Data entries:

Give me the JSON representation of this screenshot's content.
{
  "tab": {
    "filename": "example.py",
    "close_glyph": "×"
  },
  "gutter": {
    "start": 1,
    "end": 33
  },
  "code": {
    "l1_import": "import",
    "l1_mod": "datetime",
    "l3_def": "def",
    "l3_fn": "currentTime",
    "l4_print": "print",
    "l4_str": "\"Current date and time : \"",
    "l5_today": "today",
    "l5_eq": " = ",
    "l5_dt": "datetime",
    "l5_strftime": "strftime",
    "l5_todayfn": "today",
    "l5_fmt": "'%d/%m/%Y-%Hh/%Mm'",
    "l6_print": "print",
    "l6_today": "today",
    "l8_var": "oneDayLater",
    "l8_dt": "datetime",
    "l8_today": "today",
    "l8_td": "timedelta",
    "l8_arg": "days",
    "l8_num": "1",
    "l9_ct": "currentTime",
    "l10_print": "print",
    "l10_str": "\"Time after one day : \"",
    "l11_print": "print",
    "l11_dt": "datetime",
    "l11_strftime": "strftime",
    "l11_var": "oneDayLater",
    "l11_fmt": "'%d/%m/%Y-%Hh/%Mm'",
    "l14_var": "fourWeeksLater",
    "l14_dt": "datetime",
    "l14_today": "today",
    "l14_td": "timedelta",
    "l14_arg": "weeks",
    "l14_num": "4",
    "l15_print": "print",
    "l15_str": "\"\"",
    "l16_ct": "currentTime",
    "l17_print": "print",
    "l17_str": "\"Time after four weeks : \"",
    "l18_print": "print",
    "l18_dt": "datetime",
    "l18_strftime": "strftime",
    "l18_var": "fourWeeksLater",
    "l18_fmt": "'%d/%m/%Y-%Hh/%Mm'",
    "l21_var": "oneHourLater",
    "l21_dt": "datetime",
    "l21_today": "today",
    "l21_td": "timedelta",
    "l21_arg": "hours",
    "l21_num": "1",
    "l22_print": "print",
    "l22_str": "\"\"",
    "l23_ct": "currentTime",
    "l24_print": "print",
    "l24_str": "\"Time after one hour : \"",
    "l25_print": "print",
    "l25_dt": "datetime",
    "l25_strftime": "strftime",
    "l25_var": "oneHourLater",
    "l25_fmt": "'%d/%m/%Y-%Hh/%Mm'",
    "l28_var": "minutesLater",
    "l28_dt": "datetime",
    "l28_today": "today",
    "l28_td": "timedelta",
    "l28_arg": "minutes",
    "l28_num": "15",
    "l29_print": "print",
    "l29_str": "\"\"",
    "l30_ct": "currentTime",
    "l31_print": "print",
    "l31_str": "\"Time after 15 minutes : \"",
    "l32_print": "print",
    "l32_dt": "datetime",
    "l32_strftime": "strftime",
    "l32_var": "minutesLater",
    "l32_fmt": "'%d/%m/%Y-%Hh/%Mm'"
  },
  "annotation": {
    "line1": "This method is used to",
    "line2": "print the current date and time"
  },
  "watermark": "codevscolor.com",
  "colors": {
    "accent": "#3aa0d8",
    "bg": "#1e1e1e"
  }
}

Instructions to follow: Copy out the whole listing exactly.

Task result:
Give me the JSON representation of this screenshot's content.
{
  "tab": {
    "filename": "example.py",
    "close_glyph": "×"
  },
  "gutter": {
    "start": 1,
    "end": 33
  },
  "code": {
    "l1_import": "import",
    "l1_mod": "datetime",
    "l3_def": "def",
    "l3_fn": "currentTime",
    "l4_print": "print",
    "l4_str": "\"Current date and time : \"",
    "l5_today": "today",
    "l5_eq": " = ",
    "l5_dt": "datetime",
    "l5_strftime": "strftime",
    "l5_todayfn": "today",
    "l5_fmt": "'%d/%m/%Y-%Hh/%Mm'",
    "l6_print": "print",
    "l6_today": "today",
    "l8_var": "oneDayLater",
    "l8_dt": "datetime",
    "l8_today": "today",
    "l8_td": "timedelta",
    "l8_arg": "days",
    "l8_num": "1",
    "l9_ct": "currentTime",
    "l10_print": "print",
    "l10_str": "\"Time after one day : \"",
    "l11_print": "print",
    "l11_dt": "datetime",
    "l11_strftime": "strftime",
    "l11_var": "oneDayLater",
    "l11_fmt": "'%d/%m/%Y-%Hh/%Mm'",
    "l14_var": "fourWeeksLater",
    "l14_dt": "datetime",
    "l14_today": "today",
    "l14_td": "timedelta",
    "l14_arg": "weeks",
    "l14_num": "4",
    "l15_print": "print",
    "l15_str": "\"\"",
    "l16_ct": "currentTime",
    "l17_print": "print",
    "l17_str": "\"Time after four weeks : \"",
    "l18_print": "print",
    "l18_dt": "datetime",
    "l18_strftime": "strftime",
    "l18_var": "fourWeeksLater",
    "l18_fmt": "'%d/%m/%Y-%Hh/%Mm'",
    "l21_var": "oneHourLater",
    "l21_dt": "datetime",
    "l21_today": "today",
    "l21_td": "timedelta",
    "l21_arg": "hours",
    "l21_num": "1",
    "l22_print": "print",
    "l22_str": "\"\"",
    "l23_ct": "currentTime",
    "l24_print": "print",
    "l24_str": "\"Time after one hour : \"",
    "l25_print": "print",
    "l25_dt": "datetime",
    "l25_strftime": "strftime",
    "l25_var": "oneHourLater",
    "l25_fmt": "'%d/%m/%Y-%Hh/%Mm'",
    "l28_var": "minutesLater",
    "l28_dt": "datetime",
    "l28_today": "today",
    "l28_td": "timedelta",
    "l28_arg": "minutes",
    "l28_num": "15",
    "l29_print": "print",
    "l29_str": "\"\"",
    "l30_ct": "currentTime",
    "l31_print": "print",
    "l31_str": "\"Time after 15 minutes : \"",
    "l32_print": "print",
    "l32_dt": "datetime",
    "l32_strftime": "strftime",
    "l32_var": "minutesLater",
    "l32_fmt": "'%d/%m/%Y-%Hh/%Mm'"
  },
  "annotation": {
    "line1": "This method is used to",
    "line2": "print the current date and time"
  },
  "watermark": "codevscolor.com",
  "colors": {
    "accent": "#3aa0d8",
    "bg": "#1e1e1e"
  }
}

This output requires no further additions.